[YOUR OBJECTIVE]: Return the material below in full and exactly.

(Stored dataset items)
────────────────────

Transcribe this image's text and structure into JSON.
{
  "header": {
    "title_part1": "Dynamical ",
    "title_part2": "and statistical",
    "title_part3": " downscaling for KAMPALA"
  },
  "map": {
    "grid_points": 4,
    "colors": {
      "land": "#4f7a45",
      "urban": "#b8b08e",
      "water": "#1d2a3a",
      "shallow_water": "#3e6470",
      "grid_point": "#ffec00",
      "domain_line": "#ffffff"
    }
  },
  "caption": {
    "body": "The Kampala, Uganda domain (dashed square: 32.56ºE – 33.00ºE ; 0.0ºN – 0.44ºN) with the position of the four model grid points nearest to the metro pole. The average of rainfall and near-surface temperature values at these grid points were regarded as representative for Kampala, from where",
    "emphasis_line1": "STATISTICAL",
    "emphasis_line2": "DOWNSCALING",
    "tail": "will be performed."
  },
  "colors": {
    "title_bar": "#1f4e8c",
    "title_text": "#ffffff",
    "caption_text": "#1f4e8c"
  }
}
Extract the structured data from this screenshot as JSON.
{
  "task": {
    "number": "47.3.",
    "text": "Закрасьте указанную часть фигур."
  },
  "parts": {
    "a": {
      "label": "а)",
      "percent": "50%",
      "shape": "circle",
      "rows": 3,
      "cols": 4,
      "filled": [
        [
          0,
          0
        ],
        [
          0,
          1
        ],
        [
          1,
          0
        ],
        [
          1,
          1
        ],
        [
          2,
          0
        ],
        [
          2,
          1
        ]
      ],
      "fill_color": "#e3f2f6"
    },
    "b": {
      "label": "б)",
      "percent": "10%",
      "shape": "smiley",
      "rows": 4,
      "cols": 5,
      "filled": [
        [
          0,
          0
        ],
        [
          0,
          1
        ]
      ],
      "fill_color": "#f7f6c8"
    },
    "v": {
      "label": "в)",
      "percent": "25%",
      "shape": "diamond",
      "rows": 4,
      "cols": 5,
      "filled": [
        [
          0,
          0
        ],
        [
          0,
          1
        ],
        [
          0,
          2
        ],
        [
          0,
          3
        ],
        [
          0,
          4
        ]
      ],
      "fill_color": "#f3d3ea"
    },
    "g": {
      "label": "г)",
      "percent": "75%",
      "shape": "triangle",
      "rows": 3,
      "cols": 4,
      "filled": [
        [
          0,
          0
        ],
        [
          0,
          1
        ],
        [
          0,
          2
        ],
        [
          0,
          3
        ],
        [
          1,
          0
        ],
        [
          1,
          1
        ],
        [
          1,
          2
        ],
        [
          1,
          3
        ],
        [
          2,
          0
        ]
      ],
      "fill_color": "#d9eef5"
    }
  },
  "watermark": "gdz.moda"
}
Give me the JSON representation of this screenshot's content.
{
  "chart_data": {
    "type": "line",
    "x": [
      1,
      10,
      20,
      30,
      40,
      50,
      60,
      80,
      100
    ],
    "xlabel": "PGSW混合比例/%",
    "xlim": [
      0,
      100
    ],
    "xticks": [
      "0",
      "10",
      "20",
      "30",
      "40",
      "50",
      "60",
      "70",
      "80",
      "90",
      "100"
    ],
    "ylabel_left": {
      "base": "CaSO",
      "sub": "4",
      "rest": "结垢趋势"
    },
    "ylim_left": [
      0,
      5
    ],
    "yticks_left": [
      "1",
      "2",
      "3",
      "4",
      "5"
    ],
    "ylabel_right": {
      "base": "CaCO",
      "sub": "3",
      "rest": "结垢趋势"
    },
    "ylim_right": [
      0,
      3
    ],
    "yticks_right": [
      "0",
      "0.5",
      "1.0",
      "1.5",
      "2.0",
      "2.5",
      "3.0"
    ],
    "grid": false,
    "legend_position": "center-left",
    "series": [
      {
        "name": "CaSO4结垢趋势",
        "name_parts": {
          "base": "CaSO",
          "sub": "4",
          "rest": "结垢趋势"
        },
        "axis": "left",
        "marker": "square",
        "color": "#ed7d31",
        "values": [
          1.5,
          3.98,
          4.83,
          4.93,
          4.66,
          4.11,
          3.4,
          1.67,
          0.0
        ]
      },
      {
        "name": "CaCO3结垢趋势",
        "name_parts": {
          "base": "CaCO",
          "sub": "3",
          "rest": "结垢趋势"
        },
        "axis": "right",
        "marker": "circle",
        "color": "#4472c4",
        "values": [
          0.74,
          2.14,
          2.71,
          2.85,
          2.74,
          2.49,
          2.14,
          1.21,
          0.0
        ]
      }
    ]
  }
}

────────────────────

[TASK RESPONSE]:
Transcribe this image's text and structure into JSON.
{
  "header": {
    "title_part1": "Dynamical ",
    "title_part2": "and statistical",
    "title_part3": " downscaling for KAMPALA"
  },
  "map": {
    "grid_points": 4,
    "colors": {
      "land": "#4f7a45",
      "urban": "#b8b08e",
      "water": "#1d2a3a",
      "shallow_water": "#3e6470",
      "grid_point": "#ffec00",
      "domain_line": "#ffffff"
    }
  },
  "caption": {
    "body": "The Kampala, Uganda domain (dashed square: 32.56ºE – 33.00ºE ; 0.0ºN – 0.44ºN) with the position of the four model grid points nearest to the metro pole. The average of rainfall and near-surface temperature values at these grid points were regarded as representative for Kampala, from where",
    "emphasis_line1": "STATISTICAL",
    "emphasis_line2": "DOWNSCALING",
    "tail": "will be performed."
  },
  "colors": {
    "title_bar": "#1f4e8c",
    "title_text": "#ffffff",
    "caption_text": "#1f4e8c"
  }
}
Extract the structured data from this screenshot as JSON.
{
  "task": {
    "number": "47.3.",
    "text": "Закрасьте указанную часть фигур."
  },
  "parts": {
    "a": {
      "label": "а)",
      "percent": "50%",
      "shape": "circle",
      "rows": 3,
      "cols": 4,
      "filled": [
        [
          0,
          0
        ],
        [
          0,
          1
        ],
        [
          1,
          0
        ],
        [
          1,
          1
        ],
        [
          2,
          0
        ],
        [
          2,
          1
        ]
      ],
      "fill_color": "#e3f2f6"
    },
    "b": {
      "label": "б)",
      "percent": "10%",
      "shape": "smiley",
      "rows": 4,
      "cols": 5,
      "filled": [
        [
          0,
          0
        ],
        [
          0,
          1
        ]
      ],
      "fill_color": "#f7f6c8"
    },
    "v": {
      "label": "в)",
      "percent": "25%",
      "shape": "diamond",
      "rows": 4,
      "cols": 5,
      "filled": [
        [
          0,
          0
        ],
        [
          0,
          1
        ],
        [
          0,
          2
        ],
        [
          0,
          3
        ],
        [
          0,
          4
        ]
      ],
      "fill_color": "#f3d3ea"
    },
    "g": {
      "label": "г)",
      "percent": "75%",
      "shape": "triangle",
      "rows": 3,
      "cols": 4,
      "filled": [
        [
          0,
          0
        ],
        [
          0,
          1
        ],
        [
          0,
          2
        ],
        [
          0,
          3
        ],
        [
          1,
          0
        ],
        [
          1,
          1
        ],
        [
          1,
          2
        ],
        [
          1,
          3
        ],
        [
          2,
          0
        ]
      ],
      "fill_color": "#d9eef5"
    }
  },
  "watermark": "gdz.moda"
}
Give me the JSON representation of this screenshot's content.
{
  "chart_data": {
    "type": "line",
    "x": [
      1,
      10,
      20,
      30,
      40,
      50,
      60,
      80,
      100
    ],
    "xlabel": "PGSW混合比例/%",
    "xlim": [
      0,
      100
    ],
    "xticks": [
      "0",
      "10",
      "20",
      "30",
      "40",
      "50",
      "60",
      "70",
      "80",
      "90",
      "100"
    ],
    "ylabel_left": {
      "base": "CaSO",
      "sub": "4",
      "rest": "结垢趋势"
    },
    "ylim_left": [
      0,
      5
    ],
    "yticks_left": [
      "1",
      "2",
      "3",
      "4",
      "5"
    ],
    "ylabel_right": {
      "base": "CaCO",
      "sub": "3",
      "rest": "结垢趋势"
    },
    "ylim_right": [
      0,
      3
    ],
    "yticks_right": [
      "0",
      "0.5",
      "1.0",
      "1.5",
      "2.0",
      "2.5",
      "3.0"
    ],
    "grid": false,
    "legend_position": "center-left",
    "series": [
      {
        "name": "CaSO4结垢趋势",
        "name_parts": {
          "base": "CaSO",
          "sub": "4",
          "rest": "结垢趋势"
        },
        "axis": "left",
        "marker": "square",
        "color": "#ed7d31",
        "values": [
          1.5,
          3.98,
          4.83,
          4.93,
          4.66,
          4.11,
          3.4,
          1.67,
          0.0
        ]
      },
      {
        "name": "CaCO3结垢趋势",
        "name_parts": {
          "base": "CaCO",
          "sub": "3",
          "rest": "结垢趋势"
        },
        "axis": "right",
        "marker": "circle",
        "color": "#4472c4",
        "values": [
          0.74,
          2.14,
          2.71,
          2.85,
          2.74,
          2.49,
          2.14,
          1.21,
          0.0
        ]
      }
    ]
  }
}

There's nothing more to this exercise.